** Task goal **
Find each line containing the string "København". Copy it.

* Start Data for this task *

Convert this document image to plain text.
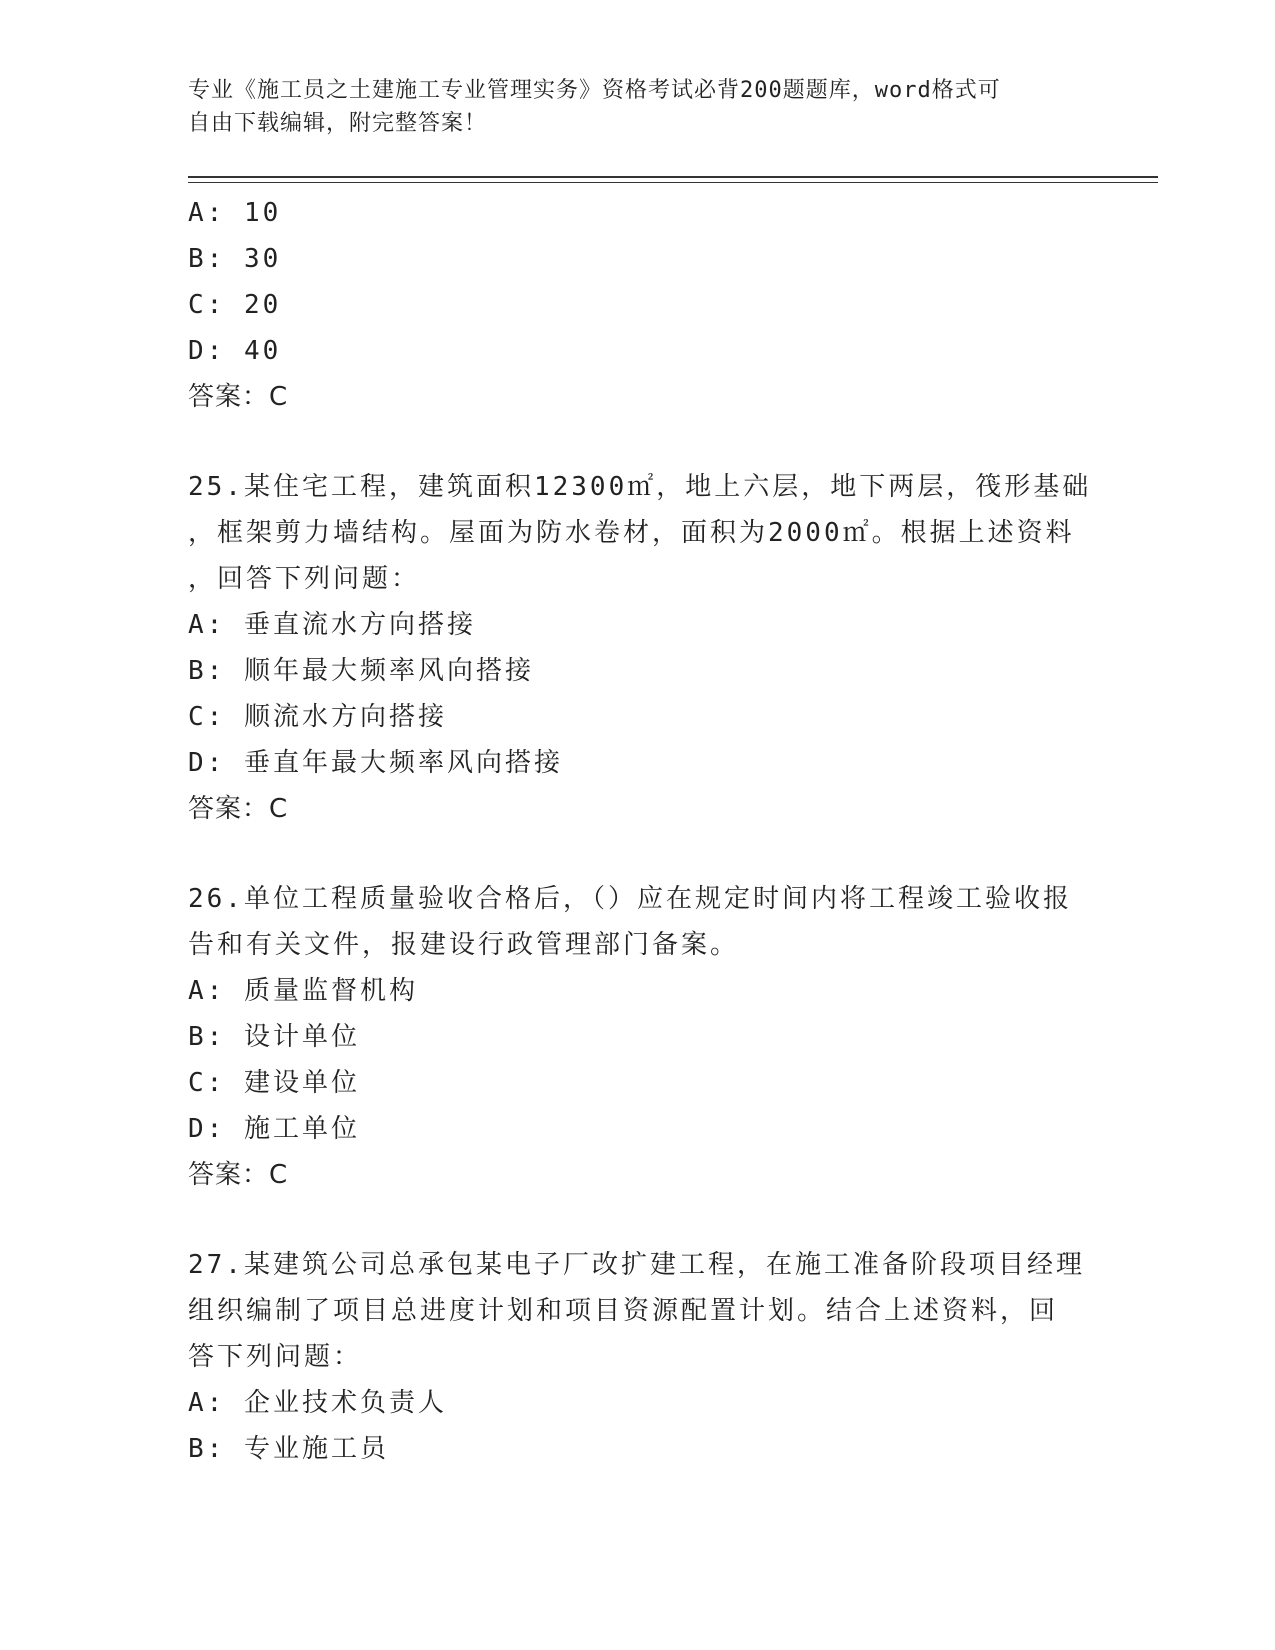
专业《施工员之土建施工专业管理实务》资格考试必背200题题库，word格式可
自由下载编辑，附完整答案！
A: 10
B: 30
C: 20
D: 40
答案：C
25.某住宅工程，建筑面积12300㎡，地上六层，地下两层，筏形基础
，框架剪力墙结构。屋面为防水卷材，面积为2000㎡。根据上述资料
，回答下列问题：
A: 垂直流水方向搭接
B: 顺年最大频率风向搭接
C: 顺流水方向搭接
D: 垂直年最大频率风向搭接
答案：C
26.单位工程质量验收合格后，（）应在规定时间内将工程竣工验收报
告和有关文件，报建设行政管理部门备案。
A: 质量监督机构
B: 设计单位
C: 建设单位
D: 施工单位
答案：C
27.某建筑公司总承包某电子厂改扩建工程，在施工准备阶段项目经理
组织编制了项目总进度计划和项目资源配置计划。结合上述资料，回
答下列问题：
A: 企业技术负责人
B: 专业施工员
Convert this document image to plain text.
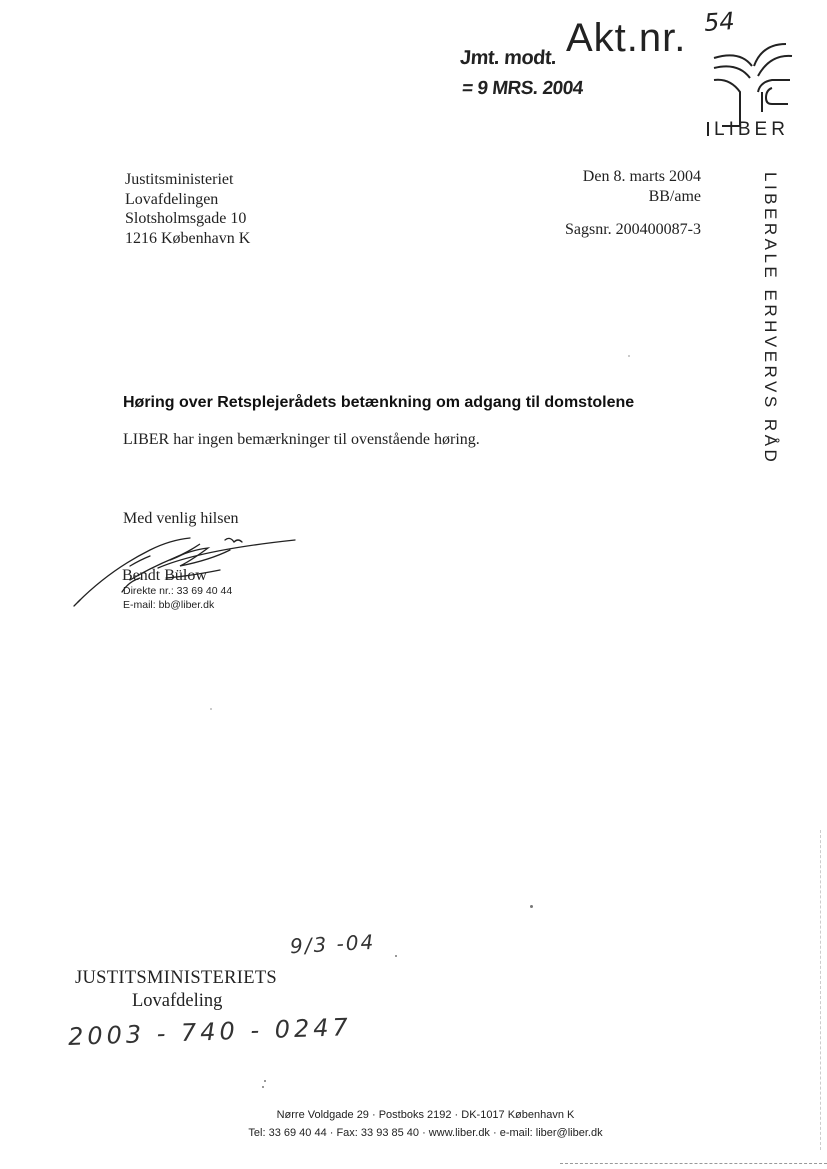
Jmt. modt.
= 9 MRS. 2004
Akt.nr. 54
LIBER
LIBERALE ERHVERVS RÅD
Justitsministeriet
Lovafdelingen
Slotsholmsgade 10
1216 København K
Den 8. marts 2004
BB/ame
Sagsnr. 200400087-3
Høring over Retsplejerådets betænkning om adgang til domstolene
LIBER har ingen bemærkninger til ovenstående høring.
Med venlig hilsen
Bendt Bülow
Direkte nr.: 33 69 40 44
E-mail: bb@liber.dk
9/3 -04
JUSTITSMINISTERIETS
Lovafdeling
2003 - 740 - 0247
Nørre Voldgade 29 · Postboks 2192 · DK-1017 København K
Tel: 33 69 40 44 · Fax: 33 93 85 40 · www.liber.dk · e-mail: liber@liber.dk
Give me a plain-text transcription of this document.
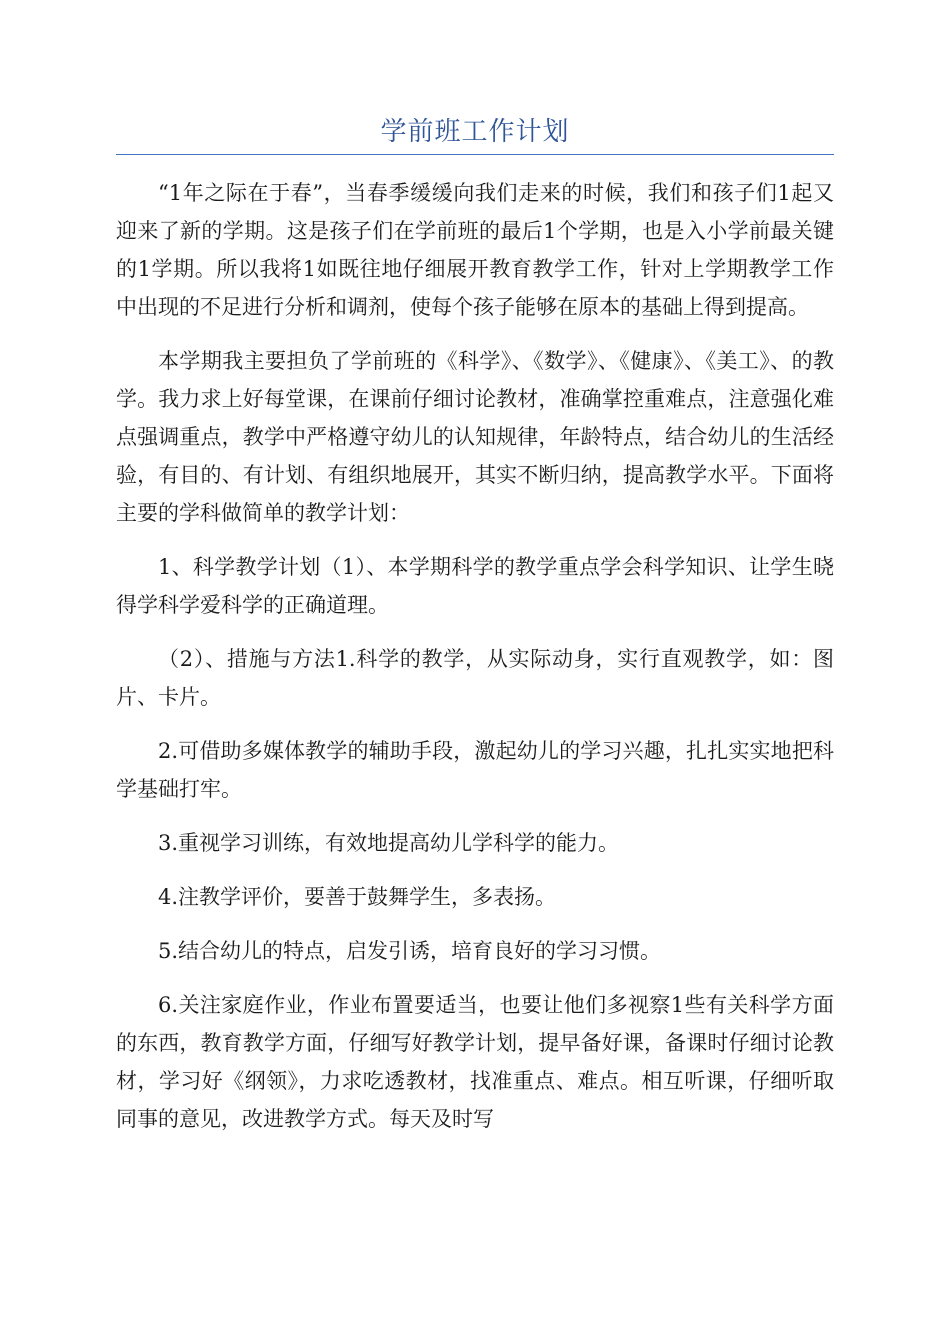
学前班工作计划

“1年之际在于春”，当春季缓缓向我们走来的时候，我们和孩子们1起又迎来了新的学期。这是孩子们在学前班的最后1个学期，也是入小学前最关键的1学期。所以我将1如既往地仔细展开教育教学工作，针对上学期教学工作中出现的不足进行分析和调剂，使每个孩子能够在原本的基础上得到提高。

本学期我主要担负了学前班的《科学》、《数学》、《健康》、《美工》、的教学。我力求上好每堂课，在课前仔细讨论教材，准确掌控重难点，注意强化难点强调重点，教学中严格遵守幼儿的认知规律，年龄特点，结合幼儿的生活经验，有目的、有计划、有组织地展开，其实不断归纳，提高教学水平。下面将主要的学科做简单的教学计划：

1、科学教学计划（1）、本学期科学的教学重点学会科学知识、让学生晓得学科学爱科学的正确道理。

（2）、措施与方法1.科学的教学，从实际动身，实行直观教学，如：图片、卡片。

2.可借助多媒体教学的辅助手段，激起幼儿的学习兴趣，扎扎实实地把科学基础打牢。

3.重视学习训练，有效地提高幼儿学科学的能力。

4.注教学评价，要善于鼓舞学生，多表扬。

5.结合幼儿的特点，启发引诱，培育良好的学习习惯。

6.关注家庭作业，作业布置要适当，也要让他们多视察1些有关科学方面的东西，教育教学方面，仔细写好教学计划，提早备好课，备课时仔细讨论教材，学习好《纲领》，力求吃透教材，找准重点、难点。相互听课，仔细听取同事的意见，改进教学方式。每天及时写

* End Data for this task *

** Full solution **
1216 København K
Nørre Voldgade 29 · Postboks 2192 · DK-1017 København K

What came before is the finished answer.